### GIVEN DATA ###
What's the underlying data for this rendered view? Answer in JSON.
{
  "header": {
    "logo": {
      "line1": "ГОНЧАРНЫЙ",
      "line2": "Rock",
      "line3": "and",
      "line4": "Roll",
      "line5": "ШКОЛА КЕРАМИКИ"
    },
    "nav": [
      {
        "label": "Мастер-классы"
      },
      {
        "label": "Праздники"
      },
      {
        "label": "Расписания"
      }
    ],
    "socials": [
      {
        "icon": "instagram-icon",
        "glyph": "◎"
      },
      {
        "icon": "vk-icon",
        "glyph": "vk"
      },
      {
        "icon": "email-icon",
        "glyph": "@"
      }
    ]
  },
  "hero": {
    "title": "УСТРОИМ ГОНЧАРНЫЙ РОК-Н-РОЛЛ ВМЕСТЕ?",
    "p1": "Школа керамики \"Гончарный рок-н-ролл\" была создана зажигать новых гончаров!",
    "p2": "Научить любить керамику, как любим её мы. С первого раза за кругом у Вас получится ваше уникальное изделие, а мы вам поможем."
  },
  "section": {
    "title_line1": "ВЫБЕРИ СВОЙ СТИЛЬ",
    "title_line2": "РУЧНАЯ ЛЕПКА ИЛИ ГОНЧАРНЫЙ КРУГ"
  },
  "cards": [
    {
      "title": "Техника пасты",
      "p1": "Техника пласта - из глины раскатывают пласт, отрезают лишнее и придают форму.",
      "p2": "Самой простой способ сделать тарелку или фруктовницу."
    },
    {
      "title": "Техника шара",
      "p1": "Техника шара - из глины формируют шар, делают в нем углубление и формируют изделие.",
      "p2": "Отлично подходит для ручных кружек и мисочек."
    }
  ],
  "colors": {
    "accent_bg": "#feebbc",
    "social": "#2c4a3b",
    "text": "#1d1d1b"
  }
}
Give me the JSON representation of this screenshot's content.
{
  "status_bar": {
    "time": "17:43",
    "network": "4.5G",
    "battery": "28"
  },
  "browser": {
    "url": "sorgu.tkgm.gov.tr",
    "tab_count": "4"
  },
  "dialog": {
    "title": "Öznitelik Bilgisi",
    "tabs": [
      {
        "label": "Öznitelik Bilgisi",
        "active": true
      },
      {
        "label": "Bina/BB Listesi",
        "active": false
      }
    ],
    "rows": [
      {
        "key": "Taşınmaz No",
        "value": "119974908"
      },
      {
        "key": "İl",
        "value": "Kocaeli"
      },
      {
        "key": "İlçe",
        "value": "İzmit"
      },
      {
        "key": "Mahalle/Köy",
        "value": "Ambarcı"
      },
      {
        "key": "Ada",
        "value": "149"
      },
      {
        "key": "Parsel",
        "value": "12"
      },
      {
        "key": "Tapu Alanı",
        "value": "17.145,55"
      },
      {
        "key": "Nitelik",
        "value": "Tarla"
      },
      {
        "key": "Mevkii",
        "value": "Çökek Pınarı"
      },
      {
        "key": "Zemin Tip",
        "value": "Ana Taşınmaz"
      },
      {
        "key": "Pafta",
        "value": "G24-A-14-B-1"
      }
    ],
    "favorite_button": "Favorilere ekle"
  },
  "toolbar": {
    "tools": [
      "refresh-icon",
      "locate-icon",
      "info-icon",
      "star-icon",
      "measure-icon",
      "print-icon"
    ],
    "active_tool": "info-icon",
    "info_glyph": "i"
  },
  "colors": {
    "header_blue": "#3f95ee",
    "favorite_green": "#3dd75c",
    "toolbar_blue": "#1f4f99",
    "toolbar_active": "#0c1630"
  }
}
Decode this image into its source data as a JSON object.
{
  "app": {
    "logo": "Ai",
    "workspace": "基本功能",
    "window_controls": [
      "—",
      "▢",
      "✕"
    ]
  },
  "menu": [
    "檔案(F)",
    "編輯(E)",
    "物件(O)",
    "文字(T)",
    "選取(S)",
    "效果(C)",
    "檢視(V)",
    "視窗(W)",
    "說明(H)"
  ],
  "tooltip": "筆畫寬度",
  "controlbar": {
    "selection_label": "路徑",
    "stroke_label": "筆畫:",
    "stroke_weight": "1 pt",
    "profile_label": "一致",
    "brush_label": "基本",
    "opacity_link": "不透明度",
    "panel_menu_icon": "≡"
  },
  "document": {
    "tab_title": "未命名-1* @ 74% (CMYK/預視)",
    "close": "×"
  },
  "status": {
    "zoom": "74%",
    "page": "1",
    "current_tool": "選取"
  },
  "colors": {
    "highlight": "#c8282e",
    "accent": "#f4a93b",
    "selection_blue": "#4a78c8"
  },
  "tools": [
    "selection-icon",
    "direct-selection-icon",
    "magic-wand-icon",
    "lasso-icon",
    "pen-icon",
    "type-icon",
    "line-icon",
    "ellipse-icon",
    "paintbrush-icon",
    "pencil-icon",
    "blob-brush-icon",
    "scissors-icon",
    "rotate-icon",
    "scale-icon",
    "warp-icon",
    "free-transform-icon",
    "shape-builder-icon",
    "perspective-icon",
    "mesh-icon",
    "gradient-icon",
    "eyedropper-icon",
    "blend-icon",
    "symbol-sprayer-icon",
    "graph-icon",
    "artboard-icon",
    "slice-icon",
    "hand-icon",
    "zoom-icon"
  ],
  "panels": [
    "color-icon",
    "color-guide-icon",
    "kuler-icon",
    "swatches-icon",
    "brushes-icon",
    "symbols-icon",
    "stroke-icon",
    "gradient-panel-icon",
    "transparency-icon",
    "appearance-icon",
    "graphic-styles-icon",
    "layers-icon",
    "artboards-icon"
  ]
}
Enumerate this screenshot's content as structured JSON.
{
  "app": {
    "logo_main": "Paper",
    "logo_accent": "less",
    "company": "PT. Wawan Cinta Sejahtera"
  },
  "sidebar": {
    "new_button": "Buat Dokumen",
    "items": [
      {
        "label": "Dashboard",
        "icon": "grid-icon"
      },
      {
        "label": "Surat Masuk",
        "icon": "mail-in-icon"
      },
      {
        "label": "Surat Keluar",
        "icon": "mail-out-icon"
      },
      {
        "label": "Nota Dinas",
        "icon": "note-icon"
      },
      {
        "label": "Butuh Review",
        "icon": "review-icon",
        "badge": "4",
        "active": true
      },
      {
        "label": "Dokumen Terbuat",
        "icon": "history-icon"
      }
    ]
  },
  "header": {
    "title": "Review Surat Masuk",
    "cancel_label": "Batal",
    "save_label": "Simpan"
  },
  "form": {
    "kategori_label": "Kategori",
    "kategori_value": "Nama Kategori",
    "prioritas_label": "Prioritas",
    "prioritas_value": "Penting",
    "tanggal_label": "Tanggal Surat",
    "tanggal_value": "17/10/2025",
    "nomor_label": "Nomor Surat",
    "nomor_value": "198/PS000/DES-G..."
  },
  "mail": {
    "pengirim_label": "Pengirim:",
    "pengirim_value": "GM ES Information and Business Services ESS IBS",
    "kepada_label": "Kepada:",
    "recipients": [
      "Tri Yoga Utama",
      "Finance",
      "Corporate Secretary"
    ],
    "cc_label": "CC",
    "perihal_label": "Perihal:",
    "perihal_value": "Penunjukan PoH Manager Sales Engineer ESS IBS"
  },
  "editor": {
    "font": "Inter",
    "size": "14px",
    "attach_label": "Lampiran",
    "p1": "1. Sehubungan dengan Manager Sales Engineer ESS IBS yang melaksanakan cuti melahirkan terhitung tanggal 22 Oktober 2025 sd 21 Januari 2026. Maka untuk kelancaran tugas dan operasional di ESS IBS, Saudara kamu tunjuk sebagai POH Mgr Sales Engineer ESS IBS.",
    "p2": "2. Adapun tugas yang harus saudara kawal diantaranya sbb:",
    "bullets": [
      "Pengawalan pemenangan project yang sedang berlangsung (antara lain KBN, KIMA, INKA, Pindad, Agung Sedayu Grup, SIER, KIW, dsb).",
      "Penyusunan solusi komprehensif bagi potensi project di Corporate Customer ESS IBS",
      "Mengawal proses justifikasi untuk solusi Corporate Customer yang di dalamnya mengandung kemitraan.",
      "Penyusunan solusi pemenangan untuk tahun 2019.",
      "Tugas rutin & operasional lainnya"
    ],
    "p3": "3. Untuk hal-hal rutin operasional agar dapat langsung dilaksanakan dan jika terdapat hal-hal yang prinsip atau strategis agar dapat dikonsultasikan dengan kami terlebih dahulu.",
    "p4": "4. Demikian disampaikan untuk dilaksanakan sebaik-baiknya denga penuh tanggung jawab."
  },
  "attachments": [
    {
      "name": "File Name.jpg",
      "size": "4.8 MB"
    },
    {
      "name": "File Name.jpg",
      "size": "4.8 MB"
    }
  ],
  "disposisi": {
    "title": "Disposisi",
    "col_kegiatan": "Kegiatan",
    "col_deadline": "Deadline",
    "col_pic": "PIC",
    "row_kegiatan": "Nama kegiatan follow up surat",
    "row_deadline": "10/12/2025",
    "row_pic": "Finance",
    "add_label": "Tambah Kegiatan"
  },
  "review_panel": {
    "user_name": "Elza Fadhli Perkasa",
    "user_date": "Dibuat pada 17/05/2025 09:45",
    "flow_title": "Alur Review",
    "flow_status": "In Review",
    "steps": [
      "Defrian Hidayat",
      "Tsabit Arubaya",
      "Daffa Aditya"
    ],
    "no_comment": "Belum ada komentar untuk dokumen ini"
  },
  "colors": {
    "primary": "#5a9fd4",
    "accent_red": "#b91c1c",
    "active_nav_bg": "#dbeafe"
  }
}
###
DESCRIPTION OF THE TASK ->
Report the number of lines in the listing that include the string "rutin"; give nothing but the number.

EXERCISE OUTPUT ->
2